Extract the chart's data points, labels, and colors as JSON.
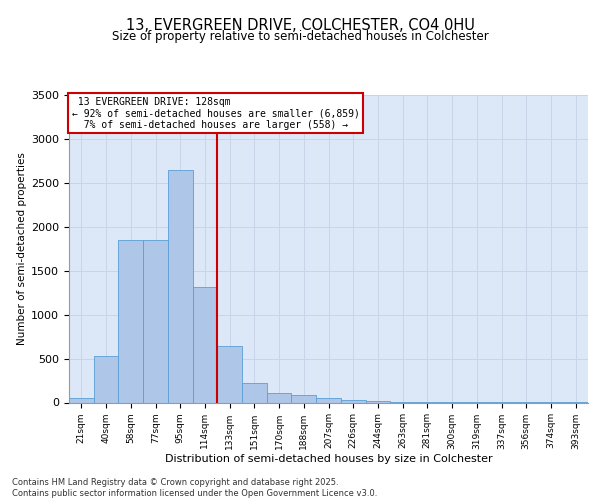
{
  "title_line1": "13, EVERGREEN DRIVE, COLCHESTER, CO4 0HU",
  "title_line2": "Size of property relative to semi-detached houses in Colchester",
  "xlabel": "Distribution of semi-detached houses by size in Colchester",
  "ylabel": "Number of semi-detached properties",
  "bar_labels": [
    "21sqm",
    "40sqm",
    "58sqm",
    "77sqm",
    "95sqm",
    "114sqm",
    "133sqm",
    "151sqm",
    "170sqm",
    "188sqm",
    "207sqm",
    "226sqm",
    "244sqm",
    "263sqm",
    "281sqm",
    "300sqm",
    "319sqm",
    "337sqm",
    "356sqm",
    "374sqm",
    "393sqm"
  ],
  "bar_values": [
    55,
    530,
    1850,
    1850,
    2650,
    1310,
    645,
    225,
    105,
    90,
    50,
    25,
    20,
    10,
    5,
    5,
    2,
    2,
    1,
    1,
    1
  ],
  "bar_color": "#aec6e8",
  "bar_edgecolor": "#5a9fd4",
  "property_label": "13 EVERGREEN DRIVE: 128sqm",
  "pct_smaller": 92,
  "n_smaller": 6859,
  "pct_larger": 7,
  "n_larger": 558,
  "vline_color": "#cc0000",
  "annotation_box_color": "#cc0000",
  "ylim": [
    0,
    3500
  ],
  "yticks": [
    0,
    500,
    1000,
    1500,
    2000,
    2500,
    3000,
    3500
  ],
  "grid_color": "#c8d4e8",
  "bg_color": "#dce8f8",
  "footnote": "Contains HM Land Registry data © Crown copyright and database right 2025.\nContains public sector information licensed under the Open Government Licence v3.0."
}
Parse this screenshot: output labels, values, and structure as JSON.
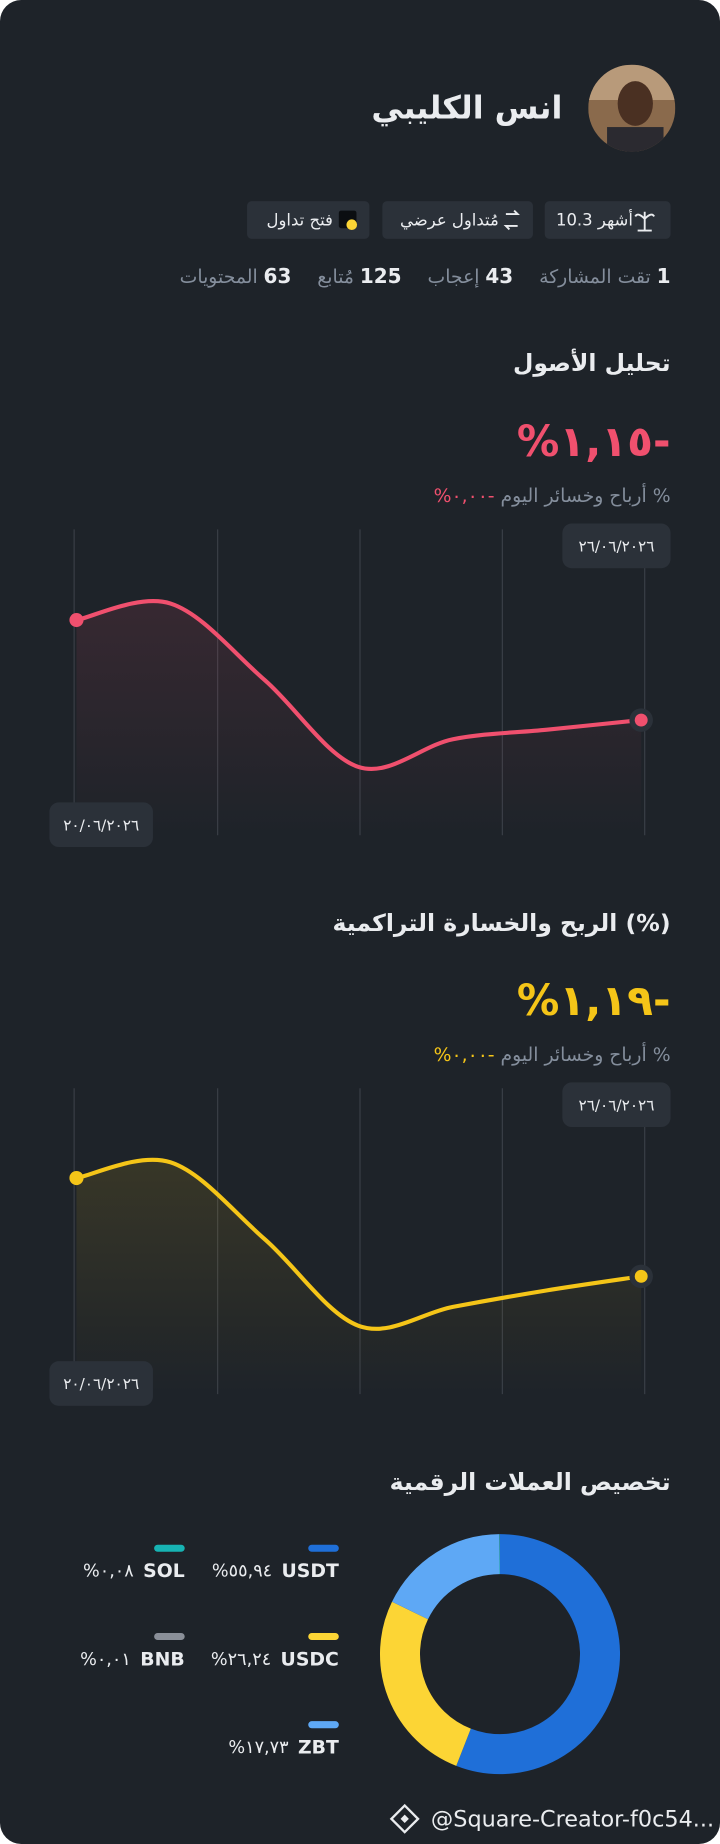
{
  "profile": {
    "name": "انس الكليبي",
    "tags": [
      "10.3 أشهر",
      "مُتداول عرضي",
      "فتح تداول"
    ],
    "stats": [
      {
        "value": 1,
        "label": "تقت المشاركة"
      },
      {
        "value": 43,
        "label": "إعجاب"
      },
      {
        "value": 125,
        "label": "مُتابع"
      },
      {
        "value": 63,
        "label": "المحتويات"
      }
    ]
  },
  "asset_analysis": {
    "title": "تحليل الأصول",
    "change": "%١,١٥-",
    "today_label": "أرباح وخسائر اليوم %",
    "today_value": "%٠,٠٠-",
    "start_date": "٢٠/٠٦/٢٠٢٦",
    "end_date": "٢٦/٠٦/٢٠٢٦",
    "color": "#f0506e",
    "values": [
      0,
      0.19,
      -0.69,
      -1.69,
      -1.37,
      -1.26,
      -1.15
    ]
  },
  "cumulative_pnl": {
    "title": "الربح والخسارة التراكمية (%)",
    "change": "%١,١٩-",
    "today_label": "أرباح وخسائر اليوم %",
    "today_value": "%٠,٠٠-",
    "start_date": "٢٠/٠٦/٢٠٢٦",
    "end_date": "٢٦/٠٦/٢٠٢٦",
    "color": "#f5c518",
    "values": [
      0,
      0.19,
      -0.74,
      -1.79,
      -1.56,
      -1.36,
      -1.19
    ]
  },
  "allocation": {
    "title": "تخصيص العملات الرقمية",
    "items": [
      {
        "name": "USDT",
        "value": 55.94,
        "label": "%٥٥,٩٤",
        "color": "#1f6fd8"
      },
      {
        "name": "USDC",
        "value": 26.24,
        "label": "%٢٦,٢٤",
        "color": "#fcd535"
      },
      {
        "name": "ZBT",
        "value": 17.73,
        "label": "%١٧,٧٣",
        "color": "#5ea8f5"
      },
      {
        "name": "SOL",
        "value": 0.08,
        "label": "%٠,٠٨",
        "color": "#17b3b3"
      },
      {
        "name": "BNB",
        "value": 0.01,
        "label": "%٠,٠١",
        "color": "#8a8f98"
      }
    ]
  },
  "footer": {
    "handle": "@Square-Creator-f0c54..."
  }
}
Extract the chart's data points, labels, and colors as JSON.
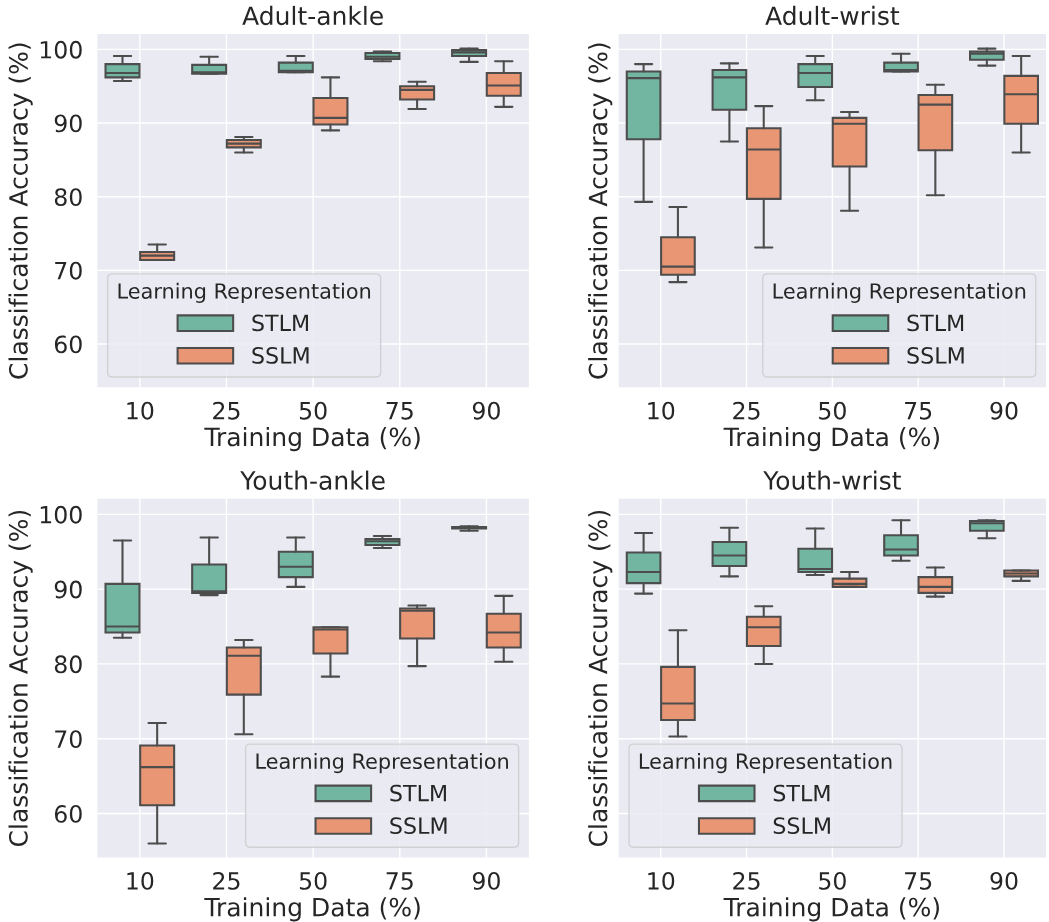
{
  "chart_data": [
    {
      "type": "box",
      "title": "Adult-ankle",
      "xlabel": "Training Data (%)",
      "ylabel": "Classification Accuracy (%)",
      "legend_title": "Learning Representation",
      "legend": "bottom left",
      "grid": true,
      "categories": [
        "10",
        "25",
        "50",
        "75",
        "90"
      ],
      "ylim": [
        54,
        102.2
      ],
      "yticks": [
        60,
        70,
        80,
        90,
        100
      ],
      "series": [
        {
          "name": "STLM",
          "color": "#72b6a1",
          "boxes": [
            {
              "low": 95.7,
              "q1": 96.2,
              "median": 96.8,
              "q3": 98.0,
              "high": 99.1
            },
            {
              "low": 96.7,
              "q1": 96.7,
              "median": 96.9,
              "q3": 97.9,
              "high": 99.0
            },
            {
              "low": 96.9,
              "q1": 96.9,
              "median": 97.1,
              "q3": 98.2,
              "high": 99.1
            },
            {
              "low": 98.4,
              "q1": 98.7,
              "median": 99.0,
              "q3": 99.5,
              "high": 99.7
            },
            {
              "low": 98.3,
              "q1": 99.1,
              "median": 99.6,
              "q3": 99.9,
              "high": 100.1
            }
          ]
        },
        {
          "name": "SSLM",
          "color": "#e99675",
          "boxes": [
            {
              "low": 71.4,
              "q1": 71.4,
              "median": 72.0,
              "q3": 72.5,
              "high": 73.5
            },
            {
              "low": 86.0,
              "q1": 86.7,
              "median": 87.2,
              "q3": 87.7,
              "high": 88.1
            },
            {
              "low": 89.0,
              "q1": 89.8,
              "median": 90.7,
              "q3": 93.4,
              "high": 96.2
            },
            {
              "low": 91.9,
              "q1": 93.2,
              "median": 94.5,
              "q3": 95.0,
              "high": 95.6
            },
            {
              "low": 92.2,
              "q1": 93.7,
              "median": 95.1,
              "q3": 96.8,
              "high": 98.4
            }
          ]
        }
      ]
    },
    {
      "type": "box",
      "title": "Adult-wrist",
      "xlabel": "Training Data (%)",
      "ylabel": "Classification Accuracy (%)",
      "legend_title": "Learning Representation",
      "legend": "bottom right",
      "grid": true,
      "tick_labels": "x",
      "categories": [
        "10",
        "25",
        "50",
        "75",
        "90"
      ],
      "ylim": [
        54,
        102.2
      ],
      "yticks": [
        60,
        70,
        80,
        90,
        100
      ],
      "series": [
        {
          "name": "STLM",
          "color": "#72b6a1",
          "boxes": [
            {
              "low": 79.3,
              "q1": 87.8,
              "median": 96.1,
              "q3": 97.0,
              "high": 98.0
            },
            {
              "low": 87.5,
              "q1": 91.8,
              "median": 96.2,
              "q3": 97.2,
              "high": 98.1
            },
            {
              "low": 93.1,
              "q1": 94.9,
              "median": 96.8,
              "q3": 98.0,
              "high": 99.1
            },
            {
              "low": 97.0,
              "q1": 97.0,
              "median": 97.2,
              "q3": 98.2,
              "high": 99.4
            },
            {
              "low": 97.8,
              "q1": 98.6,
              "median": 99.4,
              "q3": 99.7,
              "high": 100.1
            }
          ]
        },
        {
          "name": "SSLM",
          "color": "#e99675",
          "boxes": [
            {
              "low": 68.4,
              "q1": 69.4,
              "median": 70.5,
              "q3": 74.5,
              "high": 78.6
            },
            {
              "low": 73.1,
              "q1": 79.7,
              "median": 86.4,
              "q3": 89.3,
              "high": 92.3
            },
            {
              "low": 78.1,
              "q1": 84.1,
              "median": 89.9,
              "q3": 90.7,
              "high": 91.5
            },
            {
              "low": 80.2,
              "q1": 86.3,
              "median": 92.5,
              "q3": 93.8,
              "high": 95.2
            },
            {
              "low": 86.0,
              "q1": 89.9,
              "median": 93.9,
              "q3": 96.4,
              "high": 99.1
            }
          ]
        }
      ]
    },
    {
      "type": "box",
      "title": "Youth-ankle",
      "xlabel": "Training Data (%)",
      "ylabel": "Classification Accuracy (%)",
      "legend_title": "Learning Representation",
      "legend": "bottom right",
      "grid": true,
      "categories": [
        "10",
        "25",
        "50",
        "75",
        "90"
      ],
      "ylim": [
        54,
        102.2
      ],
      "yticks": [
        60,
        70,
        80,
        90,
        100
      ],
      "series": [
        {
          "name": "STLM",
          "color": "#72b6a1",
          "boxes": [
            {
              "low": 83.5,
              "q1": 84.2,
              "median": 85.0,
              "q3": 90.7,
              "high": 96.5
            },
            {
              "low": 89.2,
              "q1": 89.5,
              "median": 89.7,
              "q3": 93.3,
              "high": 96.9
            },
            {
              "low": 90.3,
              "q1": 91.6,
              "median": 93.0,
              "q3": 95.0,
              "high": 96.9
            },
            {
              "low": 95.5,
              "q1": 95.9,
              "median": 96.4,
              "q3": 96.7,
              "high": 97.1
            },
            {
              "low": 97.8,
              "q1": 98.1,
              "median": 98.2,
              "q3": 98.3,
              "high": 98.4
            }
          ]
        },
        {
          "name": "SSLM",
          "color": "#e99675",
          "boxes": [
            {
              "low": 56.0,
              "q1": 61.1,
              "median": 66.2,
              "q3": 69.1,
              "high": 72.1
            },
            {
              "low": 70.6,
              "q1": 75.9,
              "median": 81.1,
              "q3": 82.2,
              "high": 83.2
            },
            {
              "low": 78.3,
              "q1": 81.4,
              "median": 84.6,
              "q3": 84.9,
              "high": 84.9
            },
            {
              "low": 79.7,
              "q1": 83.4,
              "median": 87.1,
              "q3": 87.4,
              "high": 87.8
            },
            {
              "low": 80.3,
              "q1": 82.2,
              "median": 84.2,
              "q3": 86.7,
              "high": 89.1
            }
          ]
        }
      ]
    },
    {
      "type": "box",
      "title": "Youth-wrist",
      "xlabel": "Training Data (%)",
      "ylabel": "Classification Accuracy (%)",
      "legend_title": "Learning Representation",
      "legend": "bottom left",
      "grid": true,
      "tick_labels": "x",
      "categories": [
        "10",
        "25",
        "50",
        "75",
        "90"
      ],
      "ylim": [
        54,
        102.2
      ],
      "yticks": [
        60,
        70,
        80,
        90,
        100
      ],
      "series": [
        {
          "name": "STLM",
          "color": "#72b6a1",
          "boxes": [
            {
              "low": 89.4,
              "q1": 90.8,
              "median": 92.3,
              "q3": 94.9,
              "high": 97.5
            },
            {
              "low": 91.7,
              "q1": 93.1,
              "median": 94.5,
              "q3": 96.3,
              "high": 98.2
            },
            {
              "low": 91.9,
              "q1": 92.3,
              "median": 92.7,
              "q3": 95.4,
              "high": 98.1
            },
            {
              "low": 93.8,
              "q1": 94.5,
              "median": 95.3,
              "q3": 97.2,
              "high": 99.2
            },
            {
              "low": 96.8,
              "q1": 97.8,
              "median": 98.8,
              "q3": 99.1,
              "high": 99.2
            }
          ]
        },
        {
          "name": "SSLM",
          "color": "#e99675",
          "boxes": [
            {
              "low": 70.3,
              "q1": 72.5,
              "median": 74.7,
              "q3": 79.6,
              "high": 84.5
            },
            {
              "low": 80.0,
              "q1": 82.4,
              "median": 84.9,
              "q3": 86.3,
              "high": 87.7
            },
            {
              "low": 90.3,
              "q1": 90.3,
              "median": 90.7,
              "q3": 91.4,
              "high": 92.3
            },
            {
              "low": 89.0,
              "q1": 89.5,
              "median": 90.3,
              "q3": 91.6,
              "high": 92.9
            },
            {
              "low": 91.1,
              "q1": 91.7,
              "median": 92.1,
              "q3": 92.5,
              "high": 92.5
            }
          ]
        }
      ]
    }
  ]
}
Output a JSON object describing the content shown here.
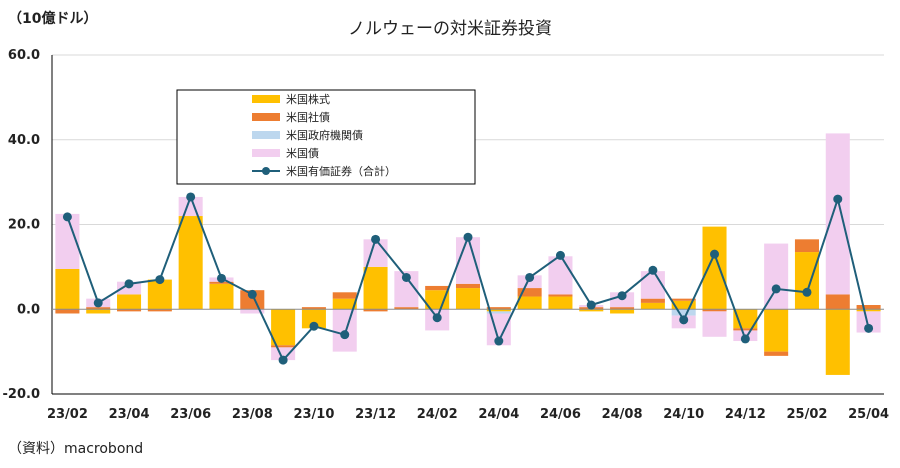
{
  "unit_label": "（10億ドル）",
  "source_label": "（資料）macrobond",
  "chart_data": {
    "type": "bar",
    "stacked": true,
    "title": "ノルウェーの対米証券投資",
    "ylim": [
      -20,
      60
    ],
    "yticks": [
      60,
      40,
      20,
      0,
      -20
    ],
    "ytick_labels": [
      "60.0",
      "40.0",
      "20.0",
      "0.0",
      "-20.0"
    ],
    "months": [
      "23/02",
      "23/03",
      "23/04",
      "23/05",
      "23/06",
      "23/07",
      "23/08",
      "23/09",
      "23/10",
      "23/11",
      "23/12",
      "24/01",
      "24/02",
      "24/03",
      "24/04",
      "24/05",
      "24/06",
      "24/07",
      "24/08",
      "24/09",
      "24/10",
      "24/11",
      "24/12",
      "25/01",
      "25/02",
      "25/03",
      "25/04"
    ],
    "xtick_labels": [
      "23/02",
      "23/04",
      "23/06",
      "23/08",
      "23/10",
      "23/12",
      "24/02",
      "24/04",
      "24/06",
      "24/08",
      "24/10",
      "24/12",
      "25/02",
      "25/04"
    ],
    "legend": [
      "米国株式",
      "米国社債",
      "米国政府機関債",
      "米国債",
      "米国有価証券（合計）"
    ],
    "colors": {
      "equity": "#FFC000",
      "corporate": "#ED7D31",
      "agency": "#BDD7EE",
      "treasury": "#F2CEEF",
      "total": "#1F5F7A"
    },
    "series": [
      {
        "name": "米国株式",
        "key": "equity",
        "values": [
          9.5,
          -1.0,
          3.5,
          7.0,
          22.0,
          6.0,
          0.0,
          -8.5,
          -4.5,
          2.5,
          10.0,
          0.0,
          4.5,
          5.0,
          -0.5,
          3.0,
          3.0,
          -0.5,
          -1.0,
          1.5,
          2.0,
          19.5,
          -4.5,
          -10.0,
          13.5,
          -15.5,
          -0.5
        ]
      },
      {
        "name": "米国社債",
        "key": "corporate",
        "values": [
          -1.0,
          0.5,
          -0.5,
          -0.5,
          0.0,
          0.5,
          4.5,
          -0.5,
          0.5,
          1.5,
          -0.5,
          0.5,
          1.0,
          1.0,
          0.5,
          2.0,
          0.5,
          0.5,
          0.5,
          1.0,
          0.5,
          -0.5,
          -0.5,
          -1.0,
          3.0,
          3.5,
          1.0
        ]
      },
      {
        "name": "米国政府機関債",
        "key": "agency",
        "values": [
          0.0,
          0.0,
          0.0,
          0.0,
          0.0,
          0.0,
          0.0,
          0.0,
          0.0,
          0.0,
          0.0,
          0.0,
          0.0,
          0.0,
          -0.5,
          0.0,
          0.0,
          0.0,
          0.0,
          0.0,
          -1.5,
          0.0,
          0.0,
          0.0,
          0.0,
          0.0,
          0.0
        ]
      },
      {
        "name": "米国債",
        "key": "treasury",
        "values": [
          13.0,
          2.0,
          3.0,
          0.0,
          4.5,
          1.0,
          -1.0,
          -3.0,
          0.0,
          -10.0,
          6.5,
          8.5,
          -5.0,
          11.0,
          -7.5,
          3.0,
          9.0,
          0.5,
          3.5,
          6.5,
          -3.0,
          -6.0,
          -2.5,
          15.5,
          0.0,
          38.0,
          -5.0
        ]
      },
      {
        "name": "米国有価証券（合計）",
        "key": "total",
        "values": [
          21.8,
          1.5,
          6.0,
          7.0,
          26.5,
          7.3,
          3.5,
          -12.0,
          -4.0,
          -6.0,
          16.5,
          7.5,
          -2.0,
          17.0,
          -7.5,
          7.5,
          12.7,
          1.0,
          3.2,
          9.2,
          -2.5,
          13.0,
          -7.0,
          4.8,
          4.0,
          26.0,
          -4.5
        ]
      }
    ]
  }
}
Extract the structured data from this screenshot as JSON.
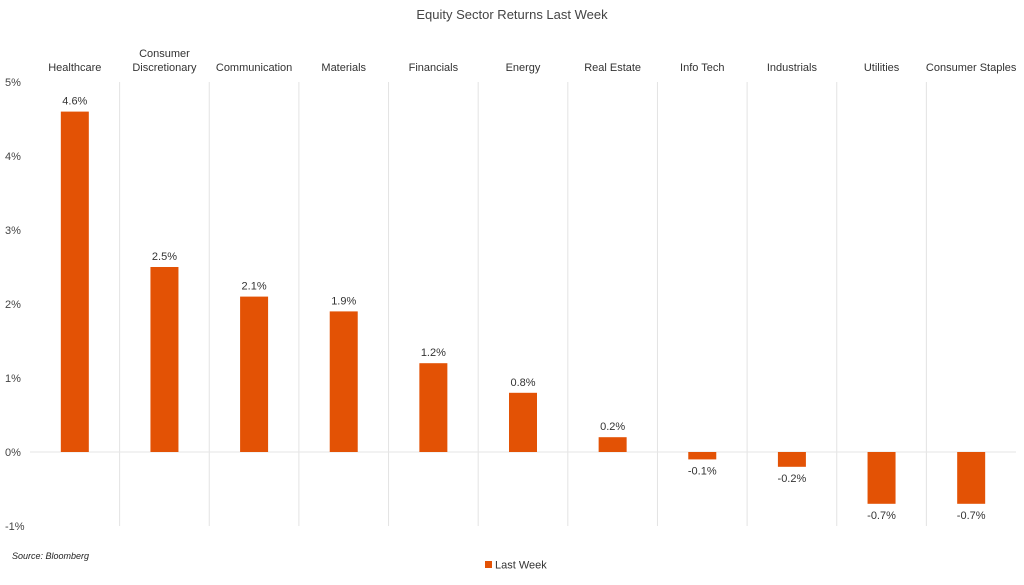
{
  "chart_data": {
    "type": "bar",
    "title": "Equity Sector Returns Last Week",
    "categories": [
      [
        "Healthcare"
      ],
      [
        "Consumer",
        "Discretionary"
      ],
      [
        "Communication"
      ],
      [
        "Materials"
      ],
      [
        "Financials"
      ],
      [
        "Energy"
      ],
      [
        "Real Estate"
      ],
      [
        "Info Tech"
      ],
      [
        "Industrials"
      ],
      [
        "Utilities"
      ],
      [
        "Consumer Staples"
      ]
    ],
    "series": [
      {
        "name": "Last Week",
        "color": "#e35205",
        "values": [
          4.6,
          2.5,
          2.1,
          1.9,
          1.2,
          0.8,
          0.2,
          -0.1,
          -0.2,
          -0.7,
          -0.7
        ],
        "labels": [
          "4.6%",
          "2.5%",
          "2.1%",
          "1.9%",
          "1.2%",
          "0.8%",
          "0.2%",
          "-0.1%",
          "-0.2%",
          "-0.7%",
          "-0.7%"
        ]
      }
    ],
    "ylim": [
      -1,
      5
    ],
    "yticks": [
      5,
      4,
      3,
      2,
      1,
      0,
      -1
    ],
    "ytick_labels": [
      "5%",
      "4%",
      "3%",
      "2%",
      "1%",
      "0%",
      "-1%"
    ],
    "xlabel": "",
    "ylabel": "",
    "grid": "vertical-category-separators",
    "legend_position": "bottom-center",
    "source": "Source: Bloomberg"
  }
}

**Request:** Filter lines by "Week" and return each hit.

**Full answer:**
    "title": "Equity Sector Returns Last Week",
        "name": "Last Week",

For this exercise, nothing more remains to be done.